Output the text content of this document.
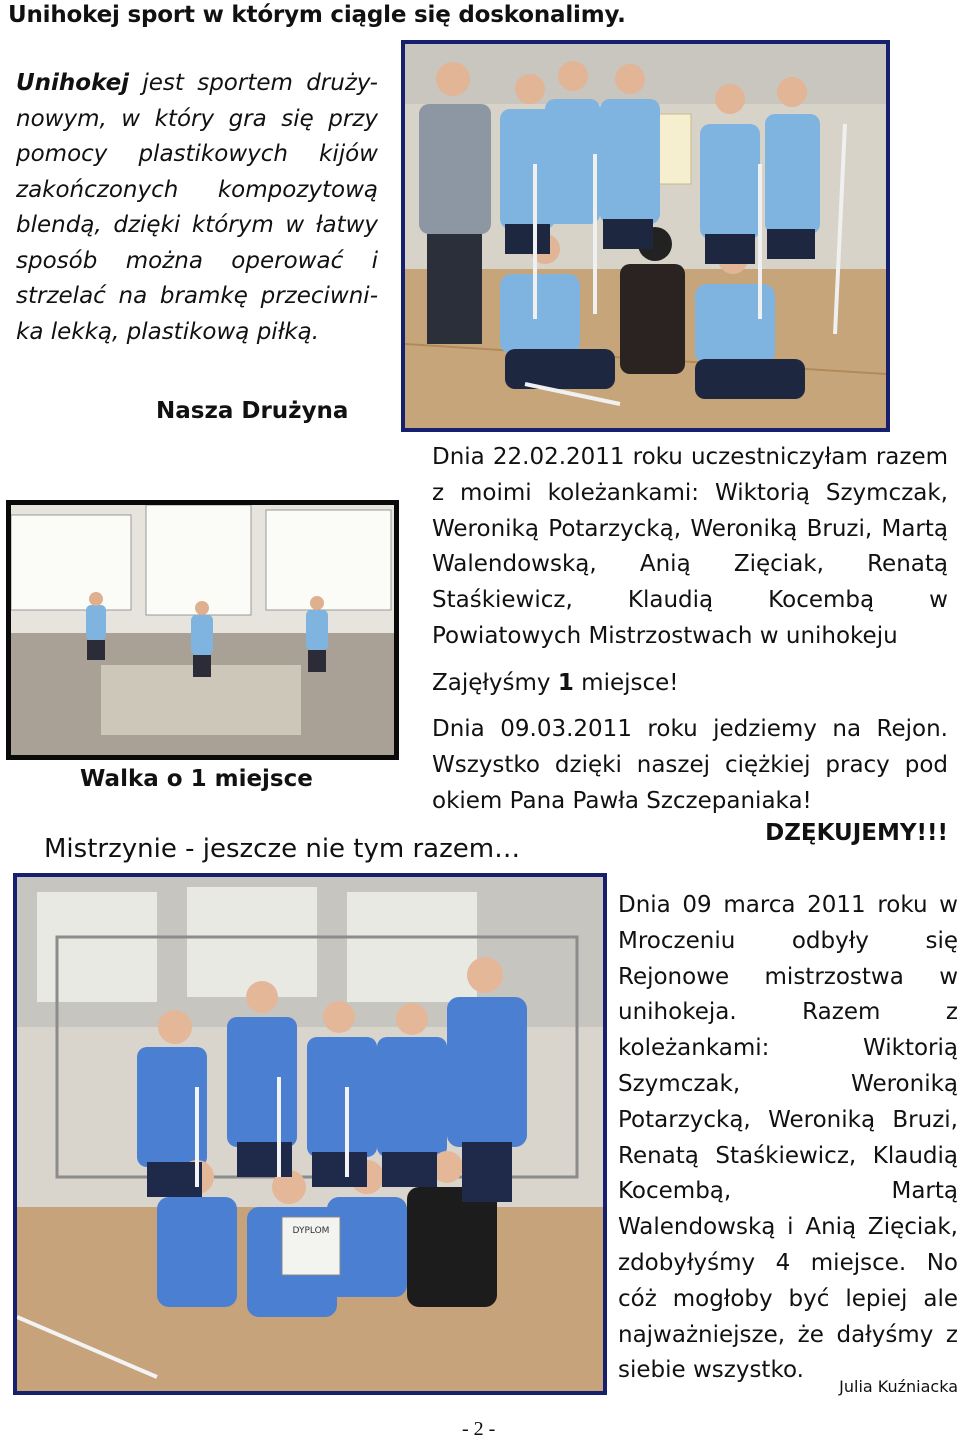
Unihokej sport w którym ciągle się doskonalimy.
Unihokej jest sportem druży-nowym, w który gra się przy pomocy plastikowych kijów zakończonych kompozytową blendą, dzięki którym w łatwy sposób można operować i strzelać na bramkę przeciwni-ka lekką, plastikową piłką.
Nasza Drużyna
Walka o 1 miejsce
Dnia 22.02.2011 roku uczestniczyłam razem z moimi koleżankami: Wiktorią Szymczak, Weroniką Potarzycką, Weroniką Bruzi, Martą Walendowską, Anią Zięciak, Renatą Staśkiewicz, Klaudią Kocembą w Powiatowych Mistrzostwach w unihokeju
Zajęłyśmy 1 miejsce!
Dnia 09.03.2011 roku jedziemy na Rejon. Wszystko dzięki naszej ciężkiej pracy pod okiem Pana Pawła Szczepaniaka!
DZĘKUJEMY!!!
Mistrzynie - jeszcze nie tym razem…
DYPLOM
Dnia 09 marca 2011 roku w Mroczeniu odbyły się Rejonowe mistrzostwa w unihokeja. Razem z koleżankami: Wiktorią Szymczak, Weroniką Potarzycką, Weroniką Bruzi, Renatą Staśkiewicz, Klaudią Kocembą, Martą Walendowską i Anią Zięciak, zdobyłyśmy 4 miejsce. No cóż mogłoby być lepiej ale najważniejsze, że dałyśmy z siebie wszystko.
Julia Kuźniacka
- 2 -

:::::

→ Set problem
Write out the listing above again, exactly, but with no pictures in the copy.

→ Solution for this problem
Output the text content of this document.
Unihokej sport w którym ciągle się doskonalimy.
Unihokej jest sportem druży-nowym, w który gra się przy pomocy plastikowych kijów zakończonych kompozytową blendą, dzięki którym w łatwy sposób można operować i strzelać na bramkę przeciwni-ka lekką, plastikową piłką.
Nasza Drużyna
Walka o 1 miejsce
Dnia 22.02.2011 roku uczestniczyłam razem z moimi koleżankami: Wiktorią Szymczak, Weroniką Potarzycką, Weroniką Bruzi, Martą Walendowską, Anią Zięciak, Renatą Staśkiewicz, Klaudią Kocembą w Powiatowych Mistrzostwach w unihokeju
Zajęłyśmy 1 miejsce!
Dnia 09.03.2011 roku jedziemy na Rejon. Wszystko dzięki naszej ciężkiej pracy pod okiem Pana Pawła Szczepaniaka!
DZĘKUJEMY!!!
Mistrzynie - jeszcze nie tym razem…
DYPLOM
Dnia 09 marca 2011 roku w Mroczeniu odbyły się Rejonowe mistrzostwa w unihokeja. Razem z koleżankami: Wiktorią Szymczak, Weroniką Potarzycką, Weroniką Bruzi, Renatą Staśkiewicz, Klaudią Kocembą, Martą Walendowską i Anią Zięciak, zdobyłyśmy 4 miejsce. No cóż mogłoby być lepiej ale najważniejsze, że dałyśmy z siebie wszystko.
Julia Kuźniacka
- 2 -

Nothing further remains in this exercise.